GIVEN ENTRIES:
****************

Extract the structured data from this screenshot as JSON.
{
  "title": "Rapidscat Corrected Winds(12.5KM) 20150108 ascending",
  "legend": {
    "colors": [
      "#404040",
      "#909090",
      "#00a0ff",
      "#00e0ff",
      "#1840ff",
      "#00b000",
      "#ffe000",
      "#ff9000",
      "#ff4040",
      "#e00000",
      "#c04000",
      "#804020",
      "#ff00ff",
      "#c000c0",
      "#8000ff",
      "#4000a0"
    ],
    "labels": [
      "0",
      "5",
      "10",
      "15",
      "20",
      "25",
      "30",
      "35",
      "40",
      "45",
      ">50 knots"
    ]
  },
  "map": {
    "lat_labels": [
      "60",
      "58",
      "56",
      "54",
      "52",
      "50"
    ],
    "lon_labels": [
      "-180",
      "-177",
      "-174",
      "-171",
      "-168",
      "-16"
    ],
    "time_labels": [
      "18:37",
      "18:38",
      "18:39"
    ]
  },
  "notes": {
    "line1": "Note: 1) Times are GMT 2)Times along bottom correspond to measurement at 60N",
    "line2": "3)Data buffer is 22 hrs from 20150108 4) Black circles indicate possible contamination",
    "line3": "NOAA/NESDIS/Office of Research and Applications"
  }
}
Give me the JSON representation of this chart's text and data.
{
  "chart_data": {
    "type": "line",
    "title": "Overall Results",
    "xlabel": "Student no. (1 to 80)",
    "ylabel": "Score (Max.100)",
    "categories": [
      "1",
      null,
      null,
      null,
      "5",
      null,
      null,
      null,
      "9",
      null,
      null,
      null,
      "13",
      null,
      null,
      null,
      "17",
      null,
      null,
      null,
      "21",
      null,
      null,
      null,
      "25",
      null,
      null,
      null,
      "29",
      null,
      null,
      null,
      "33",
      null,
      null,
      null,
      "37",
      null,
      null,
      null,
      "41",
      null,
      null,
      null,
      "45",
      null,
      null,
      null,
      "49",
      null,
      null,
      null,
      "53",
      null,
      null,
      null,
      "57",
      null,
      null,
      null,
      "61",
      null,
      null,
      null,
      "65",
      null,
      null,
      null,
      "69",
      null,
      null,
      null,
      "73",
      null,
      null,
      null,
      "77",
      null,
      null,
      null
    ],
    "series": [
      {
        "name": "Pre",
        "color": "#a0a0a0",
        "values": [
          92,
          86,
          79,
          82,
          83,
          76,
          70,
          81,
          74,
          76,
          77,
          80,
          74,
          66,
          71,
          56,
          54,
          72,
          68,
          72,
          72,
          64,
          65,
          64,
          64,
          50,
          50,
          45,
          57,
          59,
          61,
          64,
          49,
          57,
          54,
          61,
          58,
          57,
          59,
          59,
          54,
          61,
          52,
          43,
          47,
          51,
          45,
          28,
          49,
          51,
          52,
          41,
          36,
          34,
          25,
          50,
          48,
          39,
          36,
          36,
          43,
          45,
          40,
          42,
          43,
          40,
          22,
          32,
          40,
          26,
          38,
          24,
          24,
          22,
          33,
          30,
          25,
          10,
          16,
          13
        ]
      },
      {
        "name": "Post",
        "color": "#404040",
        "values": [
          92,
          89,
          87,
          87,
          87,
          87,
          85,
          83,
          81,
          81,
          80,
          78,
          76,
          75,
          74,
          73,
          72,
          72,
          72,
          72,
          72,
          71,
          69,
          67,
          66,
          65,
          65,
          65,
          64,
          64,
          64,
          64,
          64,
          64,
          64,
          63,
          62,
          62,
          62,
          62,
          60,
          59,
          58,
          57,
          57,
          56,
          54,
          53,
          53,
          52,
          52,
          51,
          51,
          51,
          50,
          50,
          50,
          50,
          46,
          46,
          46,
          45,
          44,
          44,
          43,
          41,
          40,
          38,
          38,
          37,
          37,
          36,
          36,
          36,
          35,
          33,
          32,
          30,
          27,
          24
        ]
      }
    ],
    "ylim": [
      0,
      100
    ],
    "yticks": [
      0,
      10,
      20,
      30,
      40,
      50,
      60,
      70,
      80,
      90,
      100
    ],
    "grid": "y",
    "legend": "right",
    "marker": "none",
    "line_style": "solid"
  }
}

****************

AIM:
Go through the entries above and copy every line containing "this".

IN RESPONSE:
Extract the structured data from this screenshot as JSON.
Give me the JSON representation of this chart's text and data.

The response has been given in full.